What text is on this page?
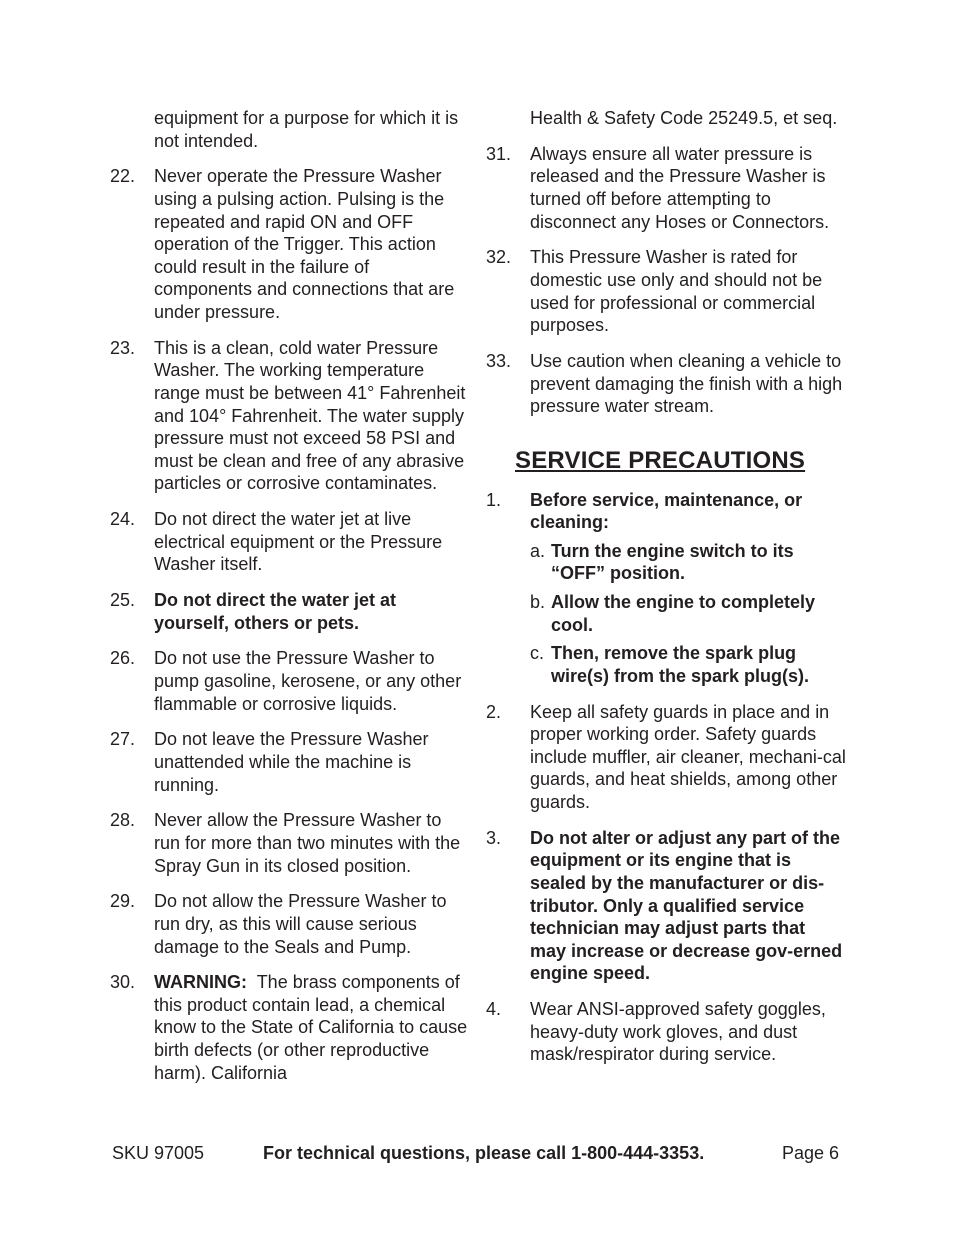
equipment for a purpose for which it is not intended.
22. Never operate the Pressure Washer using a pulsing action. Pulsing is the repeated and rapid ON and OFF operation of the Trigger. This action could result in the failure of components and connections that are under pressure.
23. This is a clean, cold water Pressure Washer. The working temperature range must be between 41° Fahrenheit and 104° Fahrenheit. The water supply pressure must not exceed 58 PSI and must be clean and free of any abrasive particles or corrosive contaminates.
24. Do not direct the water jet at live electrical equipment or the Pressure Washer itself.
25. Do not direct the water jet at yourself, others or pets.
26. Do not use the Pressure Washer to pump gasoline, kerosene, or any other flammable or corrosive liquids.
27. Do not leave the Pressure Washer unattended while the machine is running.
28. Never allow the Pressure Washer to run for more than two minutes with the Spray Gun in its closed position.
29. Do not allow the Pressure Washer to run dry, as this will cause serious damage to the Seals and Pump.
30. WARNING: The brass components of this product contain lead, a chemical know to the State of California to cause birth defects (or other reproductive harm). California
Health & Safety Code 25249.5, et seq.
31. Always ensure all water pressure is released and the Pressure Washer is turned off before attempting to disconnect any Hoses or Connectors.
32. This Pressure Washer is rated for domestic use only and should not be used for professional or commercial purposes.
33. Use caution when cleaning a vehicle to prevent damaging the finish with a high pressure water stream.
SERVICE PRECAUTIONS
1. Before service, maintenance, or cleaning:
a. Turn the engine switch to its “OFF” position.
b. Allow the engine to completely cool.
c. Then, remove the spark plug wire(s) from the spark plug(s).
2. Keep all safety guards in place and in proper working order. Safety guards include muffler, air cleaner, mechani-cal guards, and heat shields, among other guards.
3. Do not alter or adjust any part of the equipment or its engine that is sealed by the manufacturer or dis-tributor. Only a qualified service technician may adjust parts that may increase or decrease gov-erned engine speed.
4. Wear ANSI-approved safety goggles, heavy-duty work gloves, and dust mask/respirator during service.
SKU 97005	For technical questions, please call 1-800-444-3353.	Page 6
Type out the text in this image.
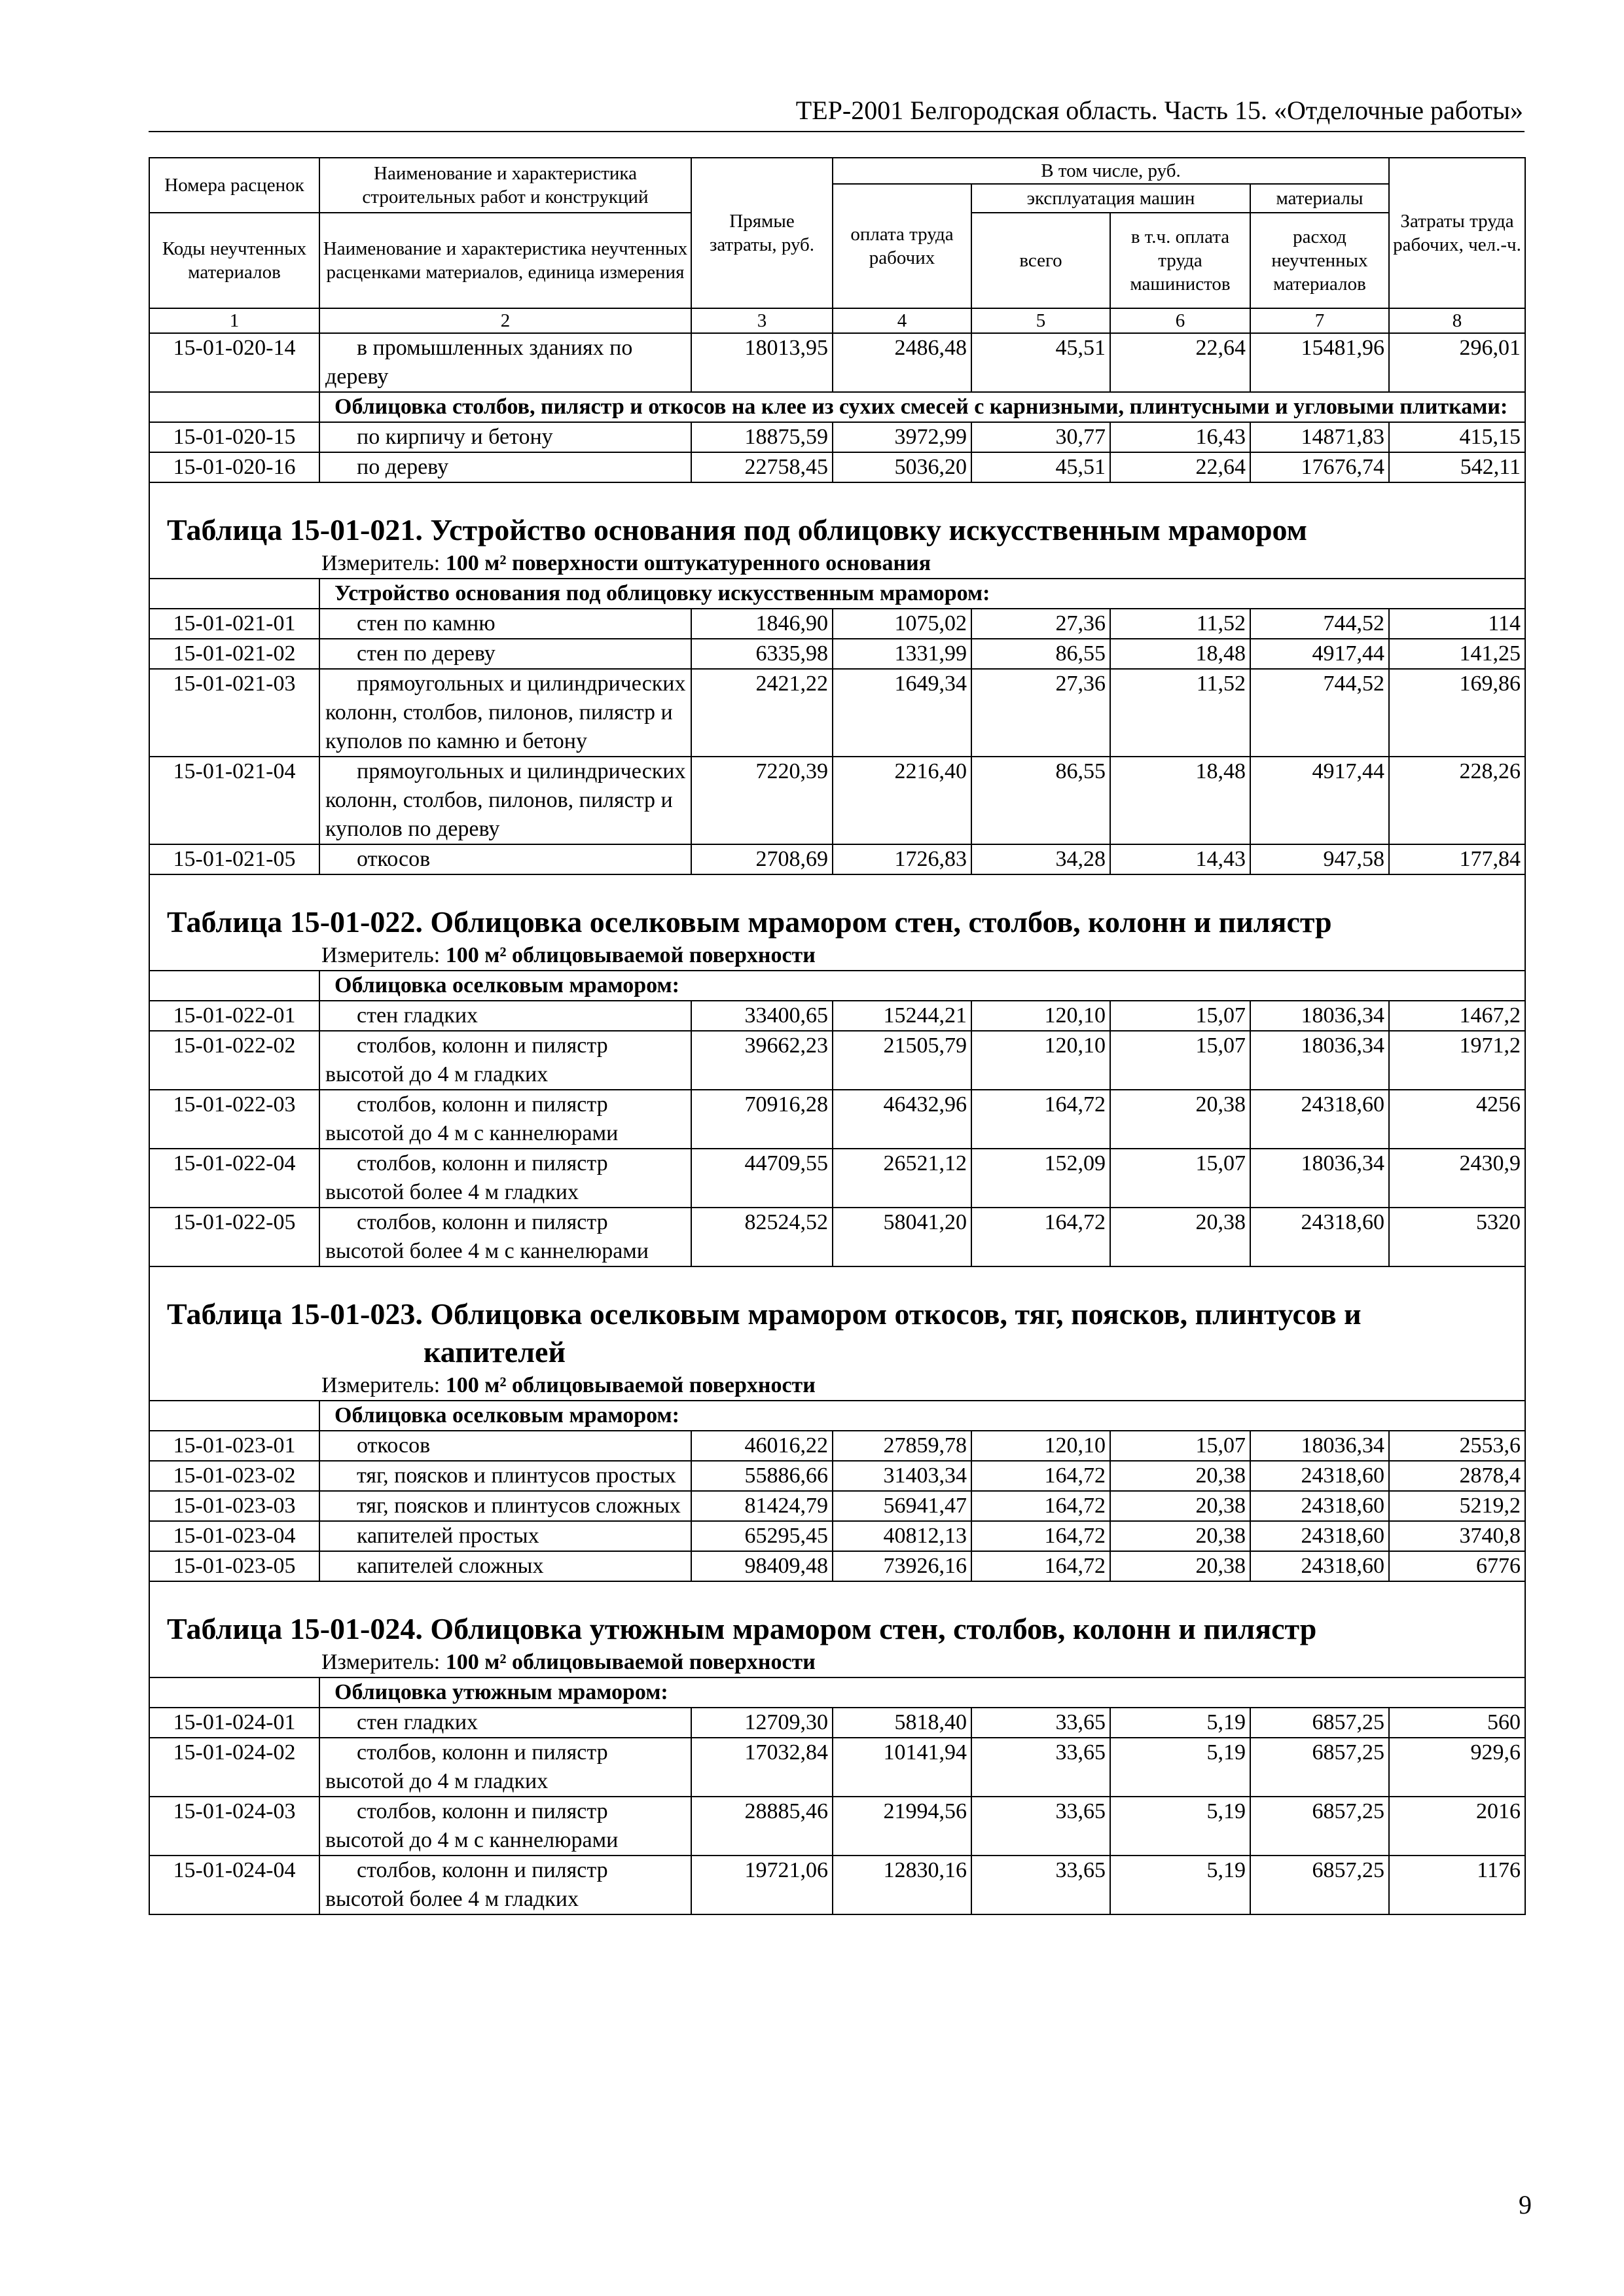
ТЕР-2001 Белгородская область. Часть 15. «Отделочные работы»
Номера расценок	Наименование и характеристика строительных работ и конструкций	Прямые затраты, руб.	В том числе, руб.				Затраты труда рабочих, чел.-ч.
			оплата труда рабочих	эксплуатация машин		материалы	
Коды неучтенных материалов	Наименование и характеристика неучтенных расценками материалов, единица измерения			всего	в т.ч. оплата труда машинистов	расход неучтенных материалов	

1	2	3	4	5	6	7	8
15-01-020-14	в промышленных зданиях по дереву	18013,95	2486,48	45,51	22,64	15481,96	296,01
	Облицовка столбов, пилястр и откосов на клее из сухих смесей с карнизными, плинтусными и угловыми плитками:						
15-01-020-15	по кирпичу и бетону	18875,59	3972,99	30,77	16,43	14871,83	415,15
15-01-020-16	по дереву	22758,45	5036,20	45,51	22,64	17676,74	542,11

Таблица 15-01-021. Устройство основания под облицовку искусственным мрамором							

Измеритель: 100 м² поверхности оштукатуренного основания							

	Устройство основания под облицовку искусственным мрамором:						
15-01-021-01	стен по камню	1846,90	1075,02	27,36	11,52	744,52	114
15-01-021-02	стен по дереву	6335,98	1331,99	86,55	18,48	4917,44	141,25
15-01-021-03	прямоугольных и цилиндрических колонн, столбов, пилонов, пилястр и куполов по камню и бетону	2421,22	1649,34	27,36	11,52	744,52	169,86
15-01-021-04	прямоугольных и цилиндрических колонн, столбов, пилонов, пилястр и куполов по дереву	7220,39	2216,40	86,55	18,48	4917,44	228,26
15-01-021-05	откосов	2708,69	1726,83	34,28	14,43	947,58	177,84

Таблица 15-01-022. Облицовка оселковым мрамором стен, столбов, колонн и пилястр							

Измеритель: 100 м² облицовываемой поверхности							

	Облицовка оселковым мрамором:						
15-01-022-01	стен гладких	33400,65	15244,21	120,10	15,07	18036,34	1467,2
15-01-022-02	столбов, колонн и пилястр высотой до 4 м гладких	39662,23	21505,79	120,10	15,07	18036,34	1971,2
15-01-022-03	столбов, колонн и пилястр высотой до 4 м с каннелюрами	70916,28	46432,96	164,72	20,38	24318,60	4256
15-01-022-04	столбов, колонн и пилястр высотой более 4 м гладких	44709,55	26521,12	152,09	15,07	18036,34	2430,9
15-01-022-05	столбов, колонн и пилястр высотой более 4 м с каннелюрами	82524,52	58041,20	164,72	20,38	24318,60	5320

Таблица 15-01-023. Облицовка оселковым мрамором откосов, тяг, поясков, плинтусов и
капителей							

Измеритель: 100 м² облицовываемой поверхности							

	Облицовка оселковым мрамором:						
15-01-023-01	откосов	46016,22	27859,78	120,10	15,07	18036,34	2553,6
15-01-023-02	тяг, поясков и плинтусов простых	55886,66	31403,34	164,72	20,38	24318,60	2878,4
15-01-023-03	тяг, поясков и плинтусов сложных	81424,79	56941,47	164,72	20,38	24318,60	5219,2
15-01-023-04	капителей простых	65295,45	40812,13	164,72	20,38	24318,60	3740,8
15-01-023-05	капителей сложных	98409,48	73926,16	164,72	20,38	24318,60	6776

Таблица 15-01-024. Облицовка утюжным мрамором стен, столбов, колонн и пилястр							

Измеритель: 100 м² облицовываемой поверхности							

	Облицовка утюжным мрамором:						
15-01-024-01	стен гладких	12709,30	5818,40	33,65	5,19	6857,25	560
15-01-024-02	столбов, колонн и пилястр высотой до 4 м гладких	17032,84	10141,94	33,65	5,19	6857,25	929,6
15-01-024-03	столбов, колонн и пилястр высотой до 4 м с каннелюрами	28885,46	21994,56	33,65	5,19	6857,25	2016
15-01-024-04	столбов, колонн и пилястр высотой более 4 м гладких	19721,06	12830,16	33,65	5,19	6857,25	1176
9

= Directive =
Lines holding the word "corrosive" in the entries above are the ones to pull out. Copy them all.

= Task result =
23. This is a clean, cold water Pressure Washer. The working temperature range must be between 41° Fahrenheit and 104° Fahrenheit. The water supply pressure must not exceed 58 PSI and must be clean and free of any abrasive particles or corrosive contaminates.
26. Do not use the Pressure Washer to pump gasoline, kerosene, or any other flammable or corrosive liquids.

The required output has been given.